◆ What the exercise asks:
Please print exactly the lines running from the one that contains "Enumerate this screenshot's" to the end of the data, with both lines included.

◆ Material supplied:

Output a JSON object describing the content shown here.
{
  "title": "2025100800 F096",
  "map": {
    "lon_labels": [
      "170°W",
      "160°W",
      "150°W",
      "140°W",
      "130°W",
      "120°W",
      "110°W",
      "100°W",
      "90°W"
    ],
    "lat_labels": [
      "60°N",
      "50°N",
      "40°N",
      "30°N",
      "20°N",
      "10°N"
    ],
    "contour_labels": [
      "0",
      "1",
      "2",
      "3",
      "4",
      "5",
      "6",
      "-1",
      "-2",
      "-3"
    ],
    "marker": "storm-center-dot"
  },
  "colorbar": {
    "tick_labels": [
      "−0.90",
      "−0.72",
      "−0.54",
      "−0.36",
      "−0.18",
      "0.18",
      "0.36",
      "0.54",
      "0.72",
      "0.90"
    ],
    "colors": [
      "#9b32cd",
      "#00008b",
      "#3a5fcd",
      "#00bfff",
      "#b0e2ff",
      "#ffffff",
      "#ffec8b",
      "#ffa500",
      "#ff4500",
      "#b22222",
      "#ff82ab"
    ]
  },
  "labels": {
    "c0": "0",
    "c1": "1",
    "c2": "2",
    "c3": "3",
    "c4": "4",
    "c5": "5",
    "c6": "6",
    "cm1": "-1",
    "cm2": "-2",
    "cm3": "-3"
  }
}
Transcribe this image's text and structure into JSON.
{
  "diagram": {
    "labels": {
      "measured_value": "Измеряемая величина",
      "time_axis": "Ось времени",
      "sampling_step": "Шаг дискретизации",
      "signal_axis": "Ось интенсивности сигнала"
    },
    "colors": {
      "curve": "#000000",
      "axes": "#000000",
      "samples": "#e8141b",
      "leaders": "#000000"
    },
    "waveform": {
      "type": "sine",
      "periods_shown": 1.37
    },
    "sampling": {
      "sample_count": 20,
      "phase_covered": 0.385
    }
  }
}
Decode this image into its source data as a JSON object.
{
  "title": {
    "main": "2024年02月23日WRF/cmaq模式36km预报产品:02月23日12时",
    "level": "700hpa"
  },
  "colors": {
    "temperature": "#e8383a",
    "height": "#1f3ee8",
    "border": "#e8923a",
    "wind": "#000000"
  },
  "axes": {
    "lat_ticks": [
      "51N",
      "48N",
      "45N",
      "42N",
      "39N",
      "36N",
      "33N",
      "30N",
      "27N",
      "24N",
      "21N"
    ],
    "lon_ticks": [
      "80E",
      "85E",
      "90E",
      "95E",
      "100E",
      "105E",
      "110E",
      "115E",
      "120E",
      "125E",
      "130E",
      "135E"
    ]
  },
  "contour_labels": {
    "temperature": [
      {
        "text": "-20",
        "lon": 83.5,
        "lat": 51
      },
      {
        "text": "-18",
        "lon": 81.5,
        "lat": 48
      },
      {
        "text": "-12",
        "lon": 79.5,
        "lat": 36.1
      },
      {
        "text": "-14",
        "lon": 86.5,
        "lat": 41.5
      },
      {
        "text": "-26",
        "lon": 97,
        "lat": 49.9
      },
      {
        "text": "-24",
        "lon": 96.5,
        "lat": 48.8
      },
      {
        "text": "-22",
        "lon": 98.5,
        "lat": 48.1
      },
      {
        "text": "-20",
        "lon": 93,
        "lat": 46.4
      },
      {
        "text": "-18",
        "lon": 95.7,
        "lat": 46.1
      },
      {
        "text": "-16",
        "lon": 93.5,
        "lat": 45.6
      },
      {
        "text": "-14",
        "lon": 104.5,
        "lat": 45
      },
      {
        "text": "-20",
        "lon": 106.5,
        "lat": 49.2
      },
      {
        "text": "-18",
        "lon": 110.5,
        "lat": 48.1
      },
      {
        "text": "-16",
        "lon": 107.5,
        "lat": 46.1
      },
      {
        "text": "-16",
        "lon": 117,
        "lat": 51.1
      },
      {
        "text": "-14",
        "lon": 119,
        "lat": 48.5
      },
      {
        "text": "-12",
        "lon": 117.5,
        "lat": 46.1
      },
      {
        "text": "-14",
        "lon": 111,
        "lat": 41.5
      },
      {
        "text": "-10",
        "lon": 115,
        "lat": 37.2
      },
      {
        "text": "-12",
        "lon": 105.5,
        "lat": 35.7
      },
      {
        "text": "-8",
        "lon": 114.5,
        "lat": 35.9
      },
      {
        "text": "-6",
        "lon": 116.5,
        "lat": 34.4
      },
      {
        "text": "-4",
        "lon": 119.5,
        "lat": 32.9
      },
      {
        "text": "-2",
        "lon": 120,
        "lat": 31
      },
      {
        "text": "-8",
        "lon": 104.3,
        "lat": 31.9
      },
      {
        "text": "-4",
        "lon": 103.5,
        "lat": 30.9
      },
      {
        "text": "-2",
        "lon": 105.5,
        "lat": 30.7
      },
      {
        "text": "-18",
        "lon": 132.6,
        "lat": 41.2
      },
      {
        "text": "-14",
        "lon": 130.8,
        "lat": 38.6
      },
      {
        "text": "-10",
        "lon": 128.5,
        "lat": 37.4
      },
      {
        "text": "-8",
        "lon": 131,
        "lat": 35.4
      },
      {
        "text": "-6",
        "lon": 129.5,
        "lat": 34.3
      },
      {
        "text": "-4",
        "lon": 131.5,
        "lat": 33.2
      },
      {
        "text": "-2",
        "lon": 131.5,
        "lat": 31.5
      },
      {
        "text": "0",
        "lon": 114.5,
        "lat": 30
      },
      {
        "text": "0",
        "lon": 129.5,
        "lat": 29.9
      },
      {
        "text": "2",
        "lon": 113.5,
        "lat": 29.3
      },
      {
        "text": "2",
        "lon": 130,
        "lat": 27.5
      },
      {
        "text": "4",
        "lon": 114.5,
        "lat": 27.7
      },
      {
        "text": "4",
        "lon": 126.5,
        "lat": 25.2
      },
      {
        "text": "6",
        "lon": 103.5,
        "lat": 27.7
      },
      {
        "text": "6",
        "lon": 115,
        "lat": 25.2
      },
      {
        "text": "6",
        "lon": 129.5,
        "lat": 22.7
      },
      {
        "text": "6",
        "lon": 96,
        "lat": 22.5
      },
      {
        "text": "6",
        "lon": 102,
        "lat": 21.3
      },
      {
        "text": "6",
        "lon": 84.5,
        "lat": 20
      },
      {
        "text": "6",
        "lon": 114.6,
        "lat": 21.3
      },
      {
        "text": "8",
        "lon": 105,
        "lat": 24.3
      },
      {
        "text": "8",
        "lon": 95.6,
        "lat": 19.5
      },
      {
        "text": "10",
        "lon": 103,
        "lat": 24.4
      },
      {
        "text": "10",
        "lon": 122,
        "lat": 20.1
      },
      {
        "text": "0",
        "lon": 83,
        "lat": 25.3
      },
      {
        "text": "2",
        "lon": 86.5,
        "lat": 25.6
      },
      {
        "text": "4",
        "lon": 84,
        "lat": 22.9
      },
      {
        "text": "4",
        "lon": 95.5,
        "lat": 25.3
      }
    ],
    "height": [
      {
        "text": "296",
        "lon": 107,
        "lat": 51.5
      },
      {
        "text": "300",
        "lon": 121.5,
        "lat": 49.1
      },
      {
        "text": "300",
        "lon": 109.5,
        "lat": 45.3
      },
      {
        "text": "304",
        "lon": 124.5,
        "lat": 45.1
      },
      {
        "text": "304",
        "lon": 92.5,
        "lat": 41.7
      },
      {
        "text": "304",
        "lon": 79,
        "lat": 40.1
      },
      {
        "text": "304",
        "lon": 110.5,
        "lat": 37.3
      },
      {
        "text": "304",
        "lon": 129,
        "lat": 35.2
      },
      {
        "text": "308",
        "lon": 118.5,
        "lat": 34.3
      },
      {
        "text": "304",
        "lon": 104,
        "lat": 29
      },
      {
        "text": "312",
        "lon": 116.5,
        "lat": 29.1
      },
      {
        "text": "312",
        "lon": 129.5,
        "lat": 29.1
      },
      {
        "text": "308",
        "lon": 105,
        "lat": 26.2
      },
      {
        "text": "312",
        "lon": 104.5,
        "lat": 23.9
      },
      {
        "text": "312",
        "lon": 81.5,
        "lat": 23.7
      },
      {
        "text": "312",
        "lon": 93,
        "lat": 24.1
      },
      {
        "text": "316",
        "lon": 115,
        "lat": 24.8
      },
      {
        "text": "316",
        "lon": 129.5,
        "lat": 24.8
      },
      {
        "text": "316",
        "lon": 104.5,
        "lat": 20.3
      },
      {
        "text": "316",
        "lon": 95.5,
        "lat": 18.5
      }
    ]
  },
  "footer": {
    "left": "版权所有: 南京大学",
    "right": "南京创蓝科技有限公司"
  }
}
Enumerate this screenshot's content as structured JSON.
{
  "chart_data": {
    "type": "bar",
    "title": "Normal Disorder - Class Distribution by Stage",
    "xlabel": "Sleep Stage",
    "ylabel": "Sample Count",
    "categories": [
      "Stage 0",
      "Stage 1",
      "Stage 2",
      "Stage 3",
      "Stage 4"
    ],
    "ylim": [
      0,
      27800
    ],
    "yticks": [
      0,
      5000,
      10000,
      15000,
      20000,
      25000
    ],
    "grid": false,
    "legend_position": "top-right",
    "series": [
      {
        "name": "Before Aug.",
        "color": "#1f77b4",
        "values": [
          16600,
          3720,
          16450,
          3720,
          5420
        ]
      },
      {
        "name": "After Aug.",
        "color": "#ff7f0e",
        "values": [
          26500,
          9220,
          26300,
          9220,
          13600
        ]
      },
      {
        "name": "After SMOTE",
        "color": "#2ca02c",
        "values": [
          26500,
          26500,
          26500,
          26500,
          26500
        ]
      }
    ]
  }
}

◆ Task output:
Enumerate this screenshot's content as structured JSON.
{
  "chart_data": {
    "type": "bar",
    "title": "Normal Disorder - Class Distribution by Stage",
    "xlabel": "Sleep Stage",
    "ylabel": "Sample Count",
    "categories": [
      "Stage 0",
      "Stage 1",
      "Stage 2",
      "Stage 3",
      "Stage 4"
    ],
    "ylim": [
      0,
      27800
    ],
    "yticks": [
      0,
      5000,
      10000,
      15000,
      20000,
      25000
    ],
    "grid": false,
    "legend_position": "top-right",
    "series": [
      {
        "name": "Before Aug.",
        "color": "#1f77b4",
        "values": [
          16600,
          3720,
          16450,
          3720,
          5420
        ]
      },
      {
        "name": "After Aug.",
        "color": "#ff7f0e",
        "values": [
          26500,
          9220,
          26300,
          9220,
          13600
        ]
      },
      {
        "name": "After SMOTE",
        "color": "#2ca02c",
        "values": [
          26500,
          26500,
          26500,
          26500,
          26500
        ]
      }
    ]
  }
}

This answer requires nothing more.